PROBLEM TO WORK ON: Show all lines holding "экономики".

Recorded data
** START **

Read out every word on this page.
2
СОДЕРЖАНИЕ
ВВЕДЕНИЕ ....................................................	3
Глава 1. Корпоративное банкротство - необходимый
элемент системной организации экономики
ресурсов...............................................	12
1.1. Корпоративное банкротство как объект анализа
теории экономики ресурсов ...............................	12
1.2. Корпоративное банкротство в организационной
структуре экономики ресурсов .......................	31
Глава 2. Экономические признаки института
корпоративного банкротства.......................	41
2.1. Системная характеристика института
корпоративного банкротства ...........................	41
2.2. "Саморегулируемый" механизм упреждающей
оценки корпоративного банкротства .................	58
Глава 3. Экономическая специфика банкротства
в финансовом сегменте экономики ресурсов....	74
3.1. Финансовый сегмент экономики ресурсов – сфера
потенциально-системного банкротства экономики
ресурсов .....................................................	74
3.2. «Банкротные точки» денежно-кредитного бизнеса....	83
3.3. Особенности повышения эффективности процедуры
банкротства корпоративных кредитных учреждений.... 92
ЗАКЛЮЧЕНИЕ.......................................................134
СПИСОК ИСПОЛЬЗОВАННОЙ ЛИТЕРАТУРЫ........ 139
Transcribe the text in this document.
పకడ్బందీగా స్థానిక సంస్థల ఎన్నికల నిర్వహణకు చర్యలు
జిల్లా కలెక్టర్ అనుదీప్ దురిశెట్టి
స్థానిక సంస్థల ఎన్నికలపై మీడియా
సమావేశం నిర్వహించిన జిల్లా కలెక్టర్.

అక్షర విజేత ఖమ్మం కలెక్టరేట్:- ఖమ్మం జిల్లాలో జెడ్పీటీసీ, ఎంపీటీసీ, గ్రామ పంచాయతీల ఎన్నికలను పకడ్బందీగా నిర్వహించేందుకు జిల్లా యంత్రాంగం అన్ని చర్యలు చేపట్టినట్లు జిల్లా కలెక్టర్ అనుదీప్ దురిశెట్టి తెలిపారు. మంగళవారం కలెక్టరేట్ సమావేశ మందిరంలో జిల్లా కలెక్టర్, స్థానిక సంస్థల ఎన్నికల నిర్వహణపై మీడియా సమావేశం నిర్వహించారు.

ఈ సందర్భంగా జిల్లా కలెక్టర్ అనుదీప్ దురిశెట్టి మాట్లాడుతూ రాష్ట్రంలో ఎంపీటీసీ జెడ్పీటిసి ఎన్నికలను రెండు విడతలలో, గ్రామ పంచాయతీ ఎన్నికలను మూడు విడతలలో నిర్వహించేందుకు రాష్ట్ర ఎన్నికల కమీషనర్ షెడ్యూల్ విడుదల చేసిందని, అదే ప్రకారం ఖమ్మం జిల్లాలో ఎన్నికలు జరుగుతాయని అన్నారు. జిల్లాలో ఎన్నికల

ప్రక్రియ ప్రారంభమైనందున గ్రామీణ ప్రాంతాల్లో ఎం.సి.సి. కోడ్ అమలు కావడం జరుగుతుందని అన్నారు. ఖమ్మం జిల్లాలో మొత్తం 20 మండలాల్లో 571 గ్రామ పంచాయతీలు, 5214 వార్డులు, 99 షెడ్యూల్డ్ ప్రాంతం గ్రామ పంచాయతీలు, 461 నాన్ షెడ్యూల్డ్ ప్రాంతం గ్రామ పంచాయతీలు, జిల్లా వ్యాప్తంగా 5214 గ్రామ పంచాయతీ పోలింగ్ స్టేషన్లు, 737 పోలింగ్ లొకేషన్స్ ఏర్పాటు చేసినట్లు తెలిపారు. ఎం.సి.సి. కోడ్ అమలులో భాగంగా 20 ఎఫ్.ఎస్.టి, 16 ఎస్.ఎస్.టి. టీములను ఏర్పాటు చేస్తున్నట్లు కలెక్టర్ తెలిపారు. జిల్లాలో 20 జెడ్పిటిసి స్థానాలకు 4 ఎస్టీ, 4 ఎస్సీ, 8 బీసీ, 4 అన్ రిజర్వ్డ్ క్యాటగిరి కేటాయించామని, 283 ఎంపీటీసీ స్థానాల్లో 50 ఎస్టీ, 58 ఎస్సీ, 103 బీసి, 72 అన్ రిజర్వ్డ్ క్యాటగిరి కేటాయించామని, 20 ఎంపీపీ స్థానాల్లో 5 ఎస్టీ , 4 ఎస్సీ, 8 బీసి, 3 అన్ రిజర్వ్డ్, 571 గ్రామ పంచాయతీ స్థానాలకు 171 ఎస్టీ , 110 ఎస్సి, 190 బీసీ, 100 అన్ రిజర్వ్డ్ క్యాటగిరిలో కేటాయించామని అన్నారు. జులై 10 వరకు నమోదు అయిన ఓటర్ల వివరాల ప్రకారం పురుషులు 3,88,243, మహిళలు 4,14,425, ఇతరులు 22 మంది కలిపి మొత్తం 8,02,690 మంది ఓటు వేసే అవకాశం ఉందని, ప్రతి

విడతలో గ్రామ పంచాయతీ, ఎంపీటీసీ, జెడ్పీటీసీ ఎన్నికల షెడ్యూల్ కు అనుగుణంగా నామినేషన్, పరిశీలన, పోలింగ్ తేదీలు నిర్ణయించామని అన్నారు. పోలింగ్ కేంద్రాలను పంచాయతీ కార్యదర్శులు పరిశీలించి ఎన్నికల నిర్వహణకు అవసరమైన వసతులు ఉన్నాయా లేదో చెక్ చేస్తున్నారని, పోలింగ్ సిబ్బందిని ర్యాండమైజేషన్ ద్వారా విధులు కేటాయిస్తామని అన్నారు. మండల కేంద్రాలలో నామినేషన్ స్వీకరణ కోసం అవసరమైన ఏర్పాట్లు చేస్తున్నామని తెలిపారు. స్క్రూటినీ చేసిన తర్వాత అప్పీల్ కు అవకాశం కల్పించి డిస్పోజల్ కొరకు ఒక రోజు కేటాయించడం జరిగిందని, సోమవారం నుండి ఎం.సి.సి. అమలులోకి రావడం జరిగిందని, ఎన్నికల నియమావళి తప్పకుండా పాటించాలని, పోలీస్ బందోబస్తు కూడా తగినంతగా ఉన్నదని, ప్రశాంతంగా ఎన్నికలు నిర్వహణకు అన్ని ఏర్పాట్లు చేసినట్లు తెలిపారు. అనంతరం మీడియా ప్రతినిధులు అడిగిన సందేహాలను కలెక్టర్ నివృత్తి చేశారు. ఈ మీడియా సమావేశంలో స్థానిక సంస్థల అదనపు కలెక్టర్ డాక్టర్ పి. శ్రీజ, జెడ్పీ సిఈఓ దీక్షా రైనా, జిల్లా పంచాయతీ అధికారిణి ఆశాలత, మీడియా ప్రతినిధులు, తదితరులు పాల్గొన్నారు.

** END **

SOLUTION TO THIS TASK:
элемент системной организации экономики
теории экономики ресурсов ...............................	12
структуре экономики ресурсов .......................	31
в финансовом сегменте экономики ресурсов....	74
3.1. Финансовый сегмент экономики ресурсов – сфера
потенциально-системного банкротства экономики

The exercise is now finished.